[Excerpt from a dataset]

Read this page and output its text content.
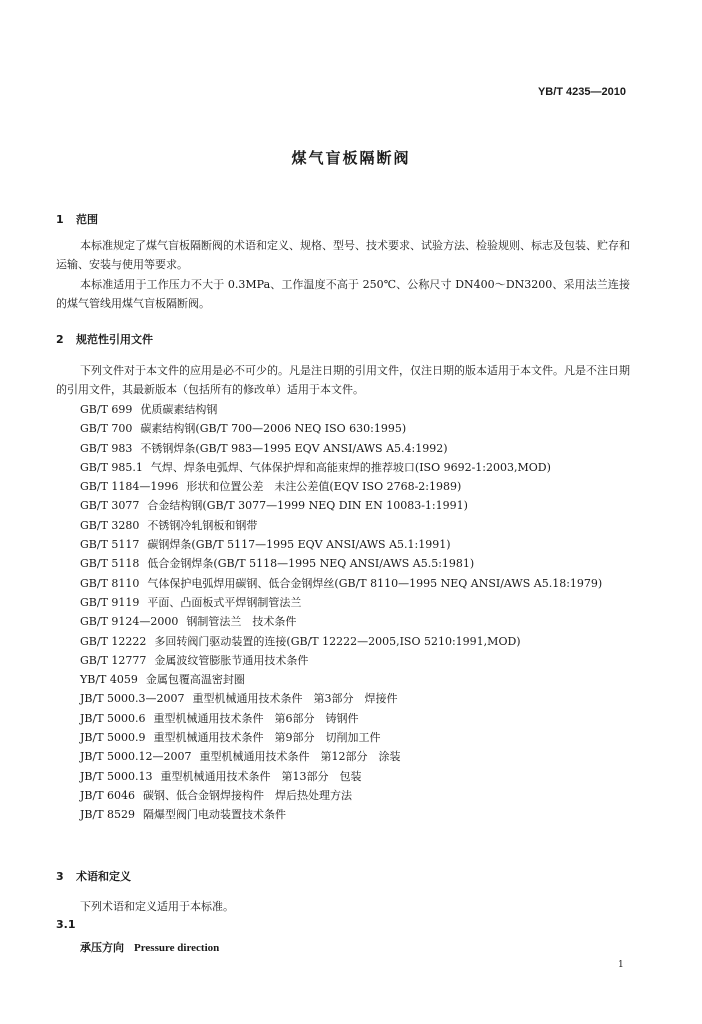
YB/T 4235—2010
煤气盲板隔断阀
1 范围
本标准规定了煤气盲板隔断阀的术语和定义、规格、型号、技术要求、试验方法、检验规则、标志及包装、贮存和运输、安装与使用等要求。
本标准适用于工作压力不大于 0.3MPa、工作温度不高于 250℃、公称尺寸 DN400～DN3200、采用法兰连接的煤气管线用煤气盲板隔断阀。
2 规范性引用文件
下列文件对于本文件的应用是必不可少的。凡是注日期的引用文件，仅注日期的版本适用于本文件。凡是不注日期的引用文件，其最新版本（包括所有的修改单）适用于本文件。
GB/T 699 优质碳素结构钢
GB/T 700 碳素结构钢(GB/T 700—2006 NEQ ISO 630:1995)
GB/T 983 不锈钢焊条(GB/T 983—1995 EQV ANSI/AWS A5.4:1992)
GB/T 985.1 气焊、焊条电弧焊、气体保护焊和高能束焊的推荐坡口(ISO 9692-1:2003,MOD)
GB/T 1184—1996 形状和位置公差　未注公差值(EQV ISO 2768-2:1989)
GB/T 3077 合金结构钢(GB/T 3077—1999 NEQ DIN EN 10083-1:1991)
GB/T 3280 不锈钢冷轧钢板和钢带
GB/T 5117 碳钢焊条(GB/T 5117—1995 EQV ANSI/AWS A5.1:1991)
GB/T 5118 低合金钢焊条(GB/T 5118—1995 NEQ ANSI/AWS A5.5:1981)
GB/T 8110 气体保护电弧焊用碳钢、低合金钢焊丝(GB/T 8110—1995 NEQ ANSI/AWS A5.18:1979)
GB/T 9119 平面、凸面板式平焊钢制管法兰
GB/T 9124—2000 钢制管法兰　技术条件
GB/T 12222 多回转阀门驱动装置的连接(GB/T 12222—2005,ISO 5210:1991,MOD)
GB/T 12777 金属波纹管膨胀节通用技术条件
YB/T 4059 金属包覆高温密封圈
JB/T 5000.3—2007 重型机械通用技术条件　第3部分　焊接件
JB/T 5000.6 重型机械通用技术条件　第6部分　铸钢件
JB/T 5000.9 重型机械通用技术条件　第9部分　切削加工件
JB/T 5000.12—2007 重型机械通用技术条件　第12部分　涂装
JB/T 5000.13 重型机械通用技术条件　第13部分　包装
JB/T 6046 碳钢、低合金钢焊接构件　焊后热处理方法
JB/T 8529 隔爆型阀门电动装置技术条件
3 术语和定义
下列术语和定义适用于本标准。
3.1
承压方向 Pressure direction
1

> Work to do:
Copy all lines from the material that include "ANSI".

> Problem solution:
GB/T 983 不锈钢焊条(GB/T 983—1995 EQV ANSI/AWS A5.4:1992)
GB/T 5117 碳钢焊条(GB/T 5117—1995 EQV ANSI/AWS A5.1:1991)
GB/T 5118 低合金钢焊条(GB/T 5118—1995 NEQ ANSI/AWS A5.5:1981)
GB/T 8110 气体保护电弧焊用碳钢、低合金钢焊丝(GB/T 8110—1995 NEQ ANSI/AWS A5.18:1979)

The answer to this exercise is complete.